▶ [GIVEN REQUEST]
Report the count of lines where the string "light" appears, and nothing else.

>> Begin

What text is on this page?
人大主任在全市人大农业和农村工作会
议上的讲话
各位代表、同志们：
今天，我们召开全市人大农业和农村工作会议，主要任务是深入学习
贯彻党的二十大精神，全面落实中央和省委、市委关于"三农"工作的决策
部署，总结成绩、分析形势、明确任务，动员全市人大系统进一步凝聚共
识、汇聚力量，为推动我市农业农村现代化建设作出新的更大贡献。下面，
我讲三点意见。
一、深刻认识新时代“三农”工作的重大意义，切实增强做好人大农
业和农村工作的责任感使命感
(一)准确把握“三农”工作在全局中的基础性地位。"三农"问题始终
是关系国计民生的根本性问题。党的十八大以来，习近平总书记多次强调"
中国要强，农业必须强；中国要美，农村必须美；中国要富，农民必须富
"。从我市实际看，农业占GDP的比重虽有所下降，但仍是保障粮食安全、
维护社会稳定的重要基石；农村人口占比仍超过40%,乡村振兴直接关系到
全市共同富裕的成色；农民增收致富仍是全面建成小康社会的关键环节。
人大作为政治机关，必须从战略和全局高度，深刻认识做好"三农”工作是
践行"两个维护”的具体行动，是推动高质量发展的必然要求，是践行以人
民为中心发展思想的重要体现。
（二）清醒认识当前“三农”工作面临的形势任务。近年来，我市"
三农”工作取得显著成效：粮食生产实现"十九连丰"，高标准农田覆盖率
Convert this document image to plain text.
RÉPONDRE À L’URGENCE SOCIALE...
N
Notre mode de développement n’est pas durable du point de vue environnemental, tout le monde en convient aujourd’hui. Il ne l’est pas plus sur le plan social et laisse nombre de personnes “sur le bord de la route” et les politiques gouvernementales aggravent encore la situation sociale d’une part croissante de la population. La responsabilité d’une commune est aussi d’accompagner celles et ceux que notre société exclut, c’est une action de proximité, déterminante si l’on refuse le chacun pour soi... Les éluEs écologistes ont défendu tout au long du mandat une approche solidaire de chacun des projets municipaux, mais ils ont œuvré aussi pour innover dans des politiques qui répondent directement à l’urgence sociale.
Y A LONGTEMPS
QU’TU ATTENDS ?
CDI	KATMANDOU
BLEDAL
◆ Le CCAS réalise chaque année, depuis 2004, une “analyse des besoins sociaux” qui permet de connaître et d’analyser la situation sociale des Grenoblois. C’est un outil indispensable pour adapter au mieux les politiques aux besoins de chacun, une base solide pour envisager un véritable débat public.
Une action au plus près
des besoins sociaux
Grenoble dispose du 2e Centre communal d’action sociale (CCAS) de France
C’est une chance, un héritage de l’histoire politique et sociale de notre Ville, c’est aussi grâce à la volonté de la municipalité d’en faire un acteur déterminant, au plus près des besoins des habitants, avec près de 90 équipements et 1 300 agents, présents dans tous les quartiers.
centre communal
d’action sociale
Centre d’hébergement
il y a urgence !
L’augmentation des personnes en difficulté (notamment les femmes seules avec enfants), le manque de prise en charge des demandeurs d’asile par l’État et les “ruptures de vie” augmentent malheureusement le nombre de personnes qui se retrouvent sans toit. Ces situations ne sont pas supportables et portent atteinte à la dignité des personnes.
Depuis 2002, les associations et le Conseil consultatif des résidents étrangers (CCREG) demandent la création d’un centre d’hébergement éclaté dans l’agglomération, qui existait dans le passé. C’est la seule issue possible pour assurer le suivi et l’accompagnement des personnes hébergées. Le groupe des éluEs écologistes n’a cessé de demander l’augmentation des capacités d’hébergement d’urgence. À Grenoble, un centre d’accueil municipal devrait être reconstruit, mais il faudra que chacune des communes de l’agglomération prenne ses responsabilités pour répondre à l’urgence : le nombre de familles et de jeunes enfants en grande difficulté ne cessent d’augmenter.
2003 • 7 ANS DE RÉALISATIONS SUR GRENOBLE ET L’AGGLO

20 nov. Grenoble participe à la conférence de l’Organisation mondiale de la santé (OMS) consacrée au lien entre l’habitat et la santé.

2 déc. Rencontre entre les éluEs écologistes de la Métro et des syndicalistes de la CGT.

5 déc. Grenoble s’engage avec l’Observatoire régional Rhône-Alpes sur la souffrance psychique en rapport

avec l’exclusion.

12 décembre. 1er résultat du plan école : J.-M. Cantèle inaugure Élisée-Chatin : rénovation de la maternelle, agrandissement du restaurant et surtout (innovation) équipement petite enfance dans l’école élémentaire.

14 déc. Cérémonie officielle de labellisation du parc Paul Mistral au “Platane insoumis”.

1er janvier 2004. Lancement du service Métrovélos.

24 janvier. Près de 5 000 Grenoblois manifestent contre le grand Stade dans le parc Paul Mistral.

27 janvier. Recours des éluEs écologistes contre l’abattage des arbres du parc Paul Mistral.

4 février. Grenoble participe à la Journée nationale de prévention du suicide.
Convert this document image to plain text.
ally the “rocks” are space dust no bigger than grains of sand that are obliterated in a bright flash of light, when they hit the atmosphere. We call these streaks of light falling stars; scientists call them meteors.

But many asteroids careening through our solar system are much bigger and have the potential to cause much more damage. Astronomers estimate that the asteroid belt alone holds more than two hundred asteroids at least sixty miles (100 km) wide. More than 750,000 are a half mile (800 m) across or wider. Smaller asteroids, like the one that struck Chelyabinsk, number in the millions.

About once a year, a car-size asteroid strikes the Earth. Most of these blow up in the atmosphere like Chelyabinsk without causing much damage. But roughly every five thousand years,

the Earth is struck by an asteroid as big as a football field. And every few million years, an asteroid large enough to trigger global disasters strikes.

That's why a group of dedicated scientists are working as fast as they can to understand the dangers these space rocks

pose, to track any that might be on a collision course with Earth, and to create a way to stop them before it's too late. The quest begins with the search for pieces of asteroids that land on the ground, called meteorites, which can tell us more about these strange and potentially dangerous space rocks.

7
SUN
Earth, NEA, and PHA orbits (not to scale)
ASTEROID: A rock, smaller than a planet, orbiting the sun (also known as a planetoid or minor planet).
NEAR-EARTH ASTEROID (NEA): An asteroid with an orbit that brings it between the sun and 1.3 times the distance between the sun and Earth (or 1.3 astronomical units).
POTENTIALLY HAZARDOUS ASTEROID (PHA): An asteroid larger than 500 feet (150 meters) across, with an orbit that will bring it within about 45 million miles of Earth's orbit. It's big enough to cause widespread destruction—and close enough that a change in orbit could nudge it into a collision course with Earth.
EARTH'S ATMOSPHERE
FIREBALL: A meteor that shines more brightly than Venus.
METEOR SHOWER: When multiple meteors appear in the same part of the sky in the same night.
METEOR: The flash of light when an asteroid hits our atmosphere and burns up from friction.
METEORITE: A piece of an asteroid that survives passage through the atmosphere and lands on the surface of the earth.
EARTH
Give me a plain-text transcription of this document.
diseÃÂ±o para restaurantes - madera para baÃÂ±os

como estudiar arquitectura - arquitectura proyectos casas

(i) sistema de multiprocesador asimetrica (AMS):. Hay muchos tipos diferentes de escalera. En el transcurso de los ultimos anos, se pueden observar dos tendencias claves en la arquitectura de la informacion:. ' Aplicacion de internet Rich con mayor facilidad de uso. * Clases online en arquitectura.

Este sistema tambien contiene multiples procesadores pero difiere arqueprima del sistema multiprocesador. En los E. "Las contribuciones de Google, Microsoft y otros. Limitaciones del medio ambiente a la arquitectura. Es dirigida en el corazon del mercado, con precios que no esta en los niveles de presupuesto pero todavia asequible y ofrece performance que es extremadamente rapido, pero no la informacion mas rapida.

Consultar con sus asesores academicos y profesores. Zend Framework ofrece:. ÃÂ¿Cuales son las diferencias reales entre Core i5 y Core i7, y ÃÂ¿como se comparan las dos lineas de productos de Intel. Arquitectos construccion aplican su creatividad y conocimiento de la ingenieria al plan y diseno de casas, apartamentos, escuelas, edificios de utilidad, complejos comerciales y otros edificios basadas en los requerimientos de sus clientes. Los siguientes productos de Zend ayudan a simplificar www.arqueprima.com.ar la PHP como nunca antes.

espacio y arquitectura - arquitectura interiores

>> End

▶ [SOLUTION FOR THIS EXERCISE]
2